◆ **Input rows**

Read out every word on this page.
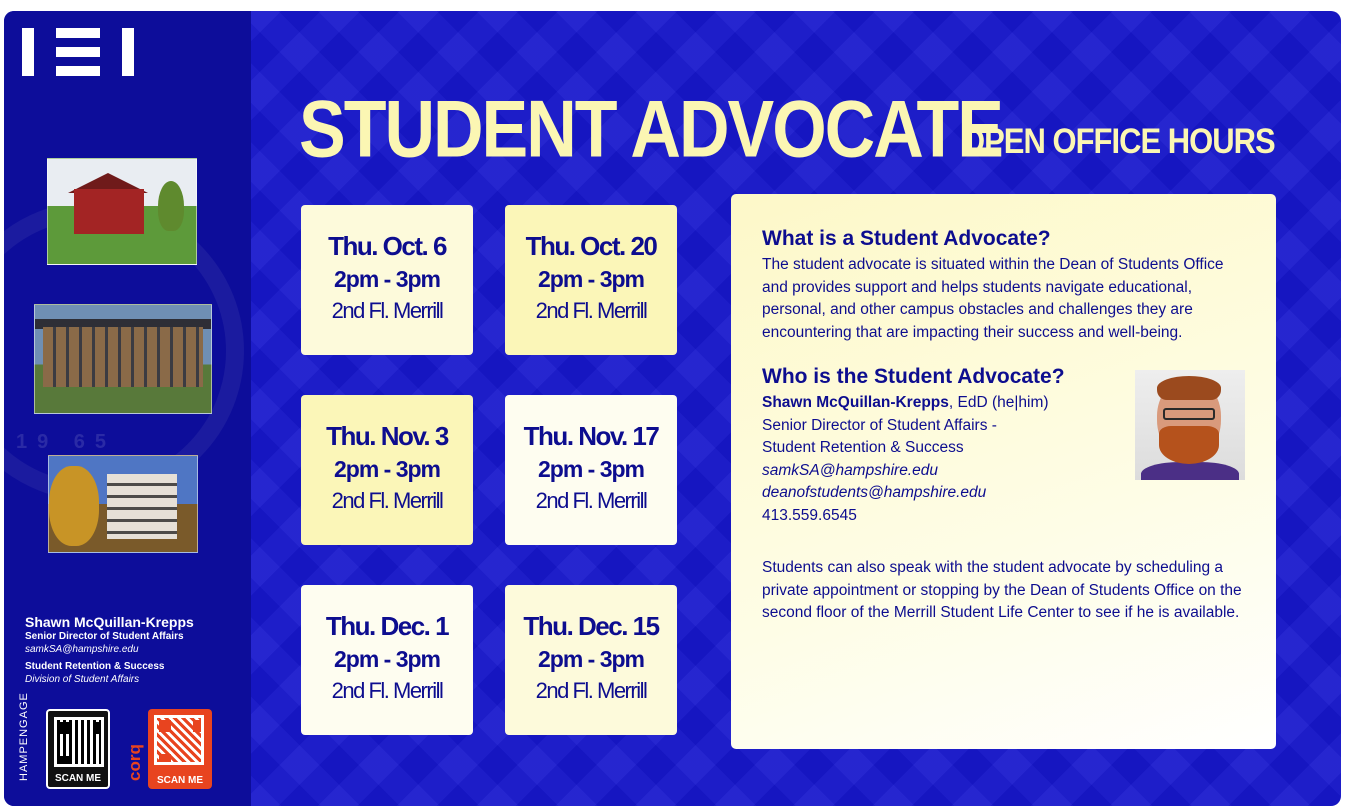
19 65
Shawn McQuillan-Krepps
Senior Director of Student Affairs
samkSA@hampshire.edu
Student Retention & Success
Division of Student Affairs
HAMPENGAGE	SCAN ME	corq	SCAN ME
STUDENT ADVOCATE
OPEN OFFICE HOURS
Thu. Oct. 6
2pm - 3pm
2nd Fl. Merrill
Thu. Oct. 20
2pm - 3pm
2nd Fl. Merrill
Thu. Nov. 3
2pm - 3pm
2nd Fl. Merrill
Thu. Nov. 17
2pm - 3pm
2nd Fl. Merrill
Thu. Dec. 1
2pm - 3pm
2nd Fl. Merrill
Thu. Dec. 15
2pm - 3pm
2nd Fl. Merrill
What is a Student Advocate?

The student advocate is situated within the Dean of Students Office and provides support and helps students navigate educational, personal, and other campus obstacles and challenges they are encountering that are impacting their success and well-being.

Who is the Student Advocate?

Shawn McQuillan-Krepps, EdD (he|him)

Senior Director of Student Affairs -

Student Retention & Success

samkSA@hampshire.edu

deanofstudents@hampshire.edu

413.559.6545

Students can also speak with the student advocate by scheduling a private appointment or stopping by the Dean of Students Office on the second floor of the Merrill Student Life Center to see if he is available.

◆ **Objective**
Skip the pictures and transcribe the rest of the records exactly.

◆ **The reply**
Read out every word on this page.
19 65
Shawn McQuillan-Krepps
Senior Director of Student Affairs
samkSA@hampshire.edu
Student Retention & Success
Division of Student Affairs
HAMPENGAGE	SCAN ME	corq	SCAN ME
STUDENT ADVOCATE
OPEN OFFICE HOURS
Thu. Oct. 6
2pm - 3pm
2nd Fl. Merrill
Thu. Oct. 20
2pm - 3pm
2nd Fl. Merrill
Thu. Nov. 3
2pm - 3pm
2nd Fl. Merrill
Thu. Nov. 17
2pm - 3pm
2nd Fl. Merrill
Thu. Dec. 1
2pm - 3pm
2nd Fl. Merrill
Thu. Dec. 15
2pm - 3pm
2nd Fl. Merrill
What is a Student Advocate?

The student advocate is situated within the Dean of Students Office and provides support and helps students navigate educational, personal, and other campus obstacles and challenges they are encountering that are impacting their success and well-being.

Who is the Student Advocate?

Shawn McQuillan-Krepps, EdD (he|him)

Senior Director of Student Affairs -

Student Retention & Success

samkSA@hampshire.edu

deanofstudents@hampshire.edu

413.559.6545

Students can also speak with the student advocate by scheduling a private appointment or stopping by the Dean of Students Office on the second floor of the Merrill Student Life Center to see if he is available.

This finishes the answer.